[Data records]
____________________

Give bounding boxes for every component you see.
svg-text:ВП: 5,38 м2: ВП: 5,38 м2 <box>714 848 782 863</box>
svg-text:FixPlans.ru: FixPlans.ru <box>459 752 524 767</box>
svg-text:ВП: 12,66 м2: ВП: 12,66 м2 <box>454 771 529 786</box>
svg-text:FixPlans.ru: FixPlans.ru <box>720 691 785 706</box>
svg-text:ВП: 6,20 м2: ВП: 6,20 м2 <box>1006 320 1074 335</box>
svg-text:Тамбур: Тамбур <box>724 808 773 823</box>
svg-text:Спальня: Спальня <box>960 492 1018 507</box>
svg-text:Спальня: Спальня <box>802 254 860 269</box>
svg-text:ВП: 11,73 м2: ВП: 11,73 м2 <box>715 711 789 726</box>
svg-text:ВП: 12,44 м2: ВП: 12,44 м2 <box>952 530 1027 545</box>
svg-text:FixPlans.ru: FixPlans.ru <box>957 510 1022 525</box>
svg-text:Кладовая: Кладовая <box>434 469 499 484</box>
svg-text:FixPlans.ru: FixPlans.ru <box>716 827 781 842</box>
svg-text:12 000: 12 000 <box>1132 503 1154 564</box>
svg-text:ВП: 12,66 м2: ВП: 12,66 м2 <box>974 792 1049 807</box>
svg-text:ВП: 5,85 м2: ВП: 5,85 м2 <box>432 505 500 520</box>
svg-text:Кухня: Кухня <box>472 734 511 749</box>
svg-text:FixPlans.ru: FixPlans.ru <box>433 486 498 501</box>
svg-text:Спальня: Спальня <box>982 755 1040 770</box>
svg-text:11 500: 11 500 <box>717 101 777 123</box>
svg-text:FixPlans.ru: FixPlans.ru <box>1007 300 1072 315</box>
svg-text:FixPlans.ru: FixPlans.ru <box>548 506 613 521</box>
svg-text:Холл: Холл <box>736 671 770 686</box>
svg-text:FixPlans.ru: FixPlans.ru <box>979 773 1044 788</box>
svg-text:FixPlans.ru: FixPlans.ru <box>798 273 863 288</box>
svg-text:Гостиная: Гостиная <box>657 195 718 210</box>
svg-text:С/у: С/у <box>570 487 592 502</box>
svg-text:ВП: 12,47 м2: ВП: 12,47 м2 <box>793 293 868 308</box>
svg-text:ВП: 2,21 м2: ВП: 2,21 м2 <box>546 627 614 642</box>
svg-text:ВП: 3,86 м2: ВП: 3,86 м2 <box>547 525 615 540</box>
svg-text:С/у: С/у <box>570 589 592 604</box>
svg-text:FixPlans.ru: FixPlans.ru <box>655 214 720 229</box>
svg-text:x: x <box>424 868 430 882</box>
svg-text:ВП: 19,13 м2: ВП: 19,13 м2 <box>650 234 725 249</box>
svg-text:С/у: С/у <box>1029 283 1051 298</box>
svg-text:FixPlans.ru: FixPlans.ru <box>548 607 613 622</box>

____________________

--- Written instruction ---
Please edit the material above by replacing "Спальня" with "Комната" throughout, leaving everything else as it is.

--- Solved problem ---
Give bounding boxes for every component you see.
svg-text:ВП: 5,38 м2: ВП: 5,38 м2 <box>714 848 782 863</box>
svg-text:FixPlans.ru: FixPlans.ru <box>459 752 524 767</box>
svg-text:ВП: 12,66 м2: ВП: 12,66 м2 <box>454 771 529 786</box>
svg-text:FixPlans.ru: FixPlans.ru <box>720 691 785 706</box>
svg-text:ВП: 6,20 м2: ВП: 6,20 м2 <box>1006 320 1074 335</box>
svg-text:Тамбур: Тамбур <box>724 808 773 823</box>
svg-text:Комната: Комната <box>960 492 1018 507</box>
svg-text:Комната: Комната <box>802 254 860 269</box>
svg-text:ВП: 11,73 м2: ВП: 11,73 м2 <box>715 711 789 726</box>
svg-text:ВП: 12,44 м2: ВП: 12,44 м2 <box>952 530 1027 545</box>
svg-text:FixPlans.ru: FixPlans.ru <box>957 510 1022 525</box>
svg-text:Кладовая: Кладовая <box>434 469 499 484</box>
svg-text:FixPlans.ru: FixPlans.ru <box>716 827 781 842</box>
svg-text:12 000: 12 000 <box>1132 503 1154 564</box>
svg-text:ВП: 12,66 м2: ВП: 12,66 м2 <box>974 792 1049 807</box>
svg-text:ВП: 5,85 м2: ВП: 5,85 м2 <box>432 505 500 520</box>
svg-text:Кухня: Кухня <box>472 734 511 749</box>
svg-text:FixPlans.ru: FixPlans.ru <box>433 486 498 501</box>
svg-text:Комната: Комната <box>982 755 1040 770</box>
svg-text:11 500: 11 500 <box>717 101 777 123</box>
svg-text:FixPlans.ru: FixPlans.ru <box>1007 300 1072 315</box>
svg-text:FixPlans.ru: FixPlans.ru <box>548 506 613 521</box>
svg-text:Холл: Холл <box>736 671 770 686</box>
svg-text:FixPlans.ru: FixPlans.ru <box>979 773 1044 788</box>
svg-text:FixPlans.ru: FixPlans.ru <box>798 273 863 288</box>
svg-text:Гостиная: Гостиная <box>657 195 718 210</box>
svg-text:С/у: С/у <box>570 487 592 502</box>
svg-text:ВП: 12,47 м2: ВП: 12,47 м2 <box>793 293 868 308</box>
svg-text:ВП: 2,21 м2: ВП: 2,21 м2 <box>546 627 614 642</box>
svg-text:ВП: 3,86 м2: ВП: 3,86 м2 <box>547 525 615 540</box>
svg-text:С/у: С/у <box>570 589 592 604</box>
svg-text:FixPlans.ru: FixPlans.ru <box>655 214 720 229</box>
svg-text:x: x <box>424 868 430 882</box>
svg-text:ВП: 19,13 м2: ВП: 19,13 м2 <box>650 234 725 249</box>
svg-text:С/у: С/у <box>1029 283 1051 298</box>
svg-text:FixPlans.ru: FixPlans.ru <box>548 607 613 622</box>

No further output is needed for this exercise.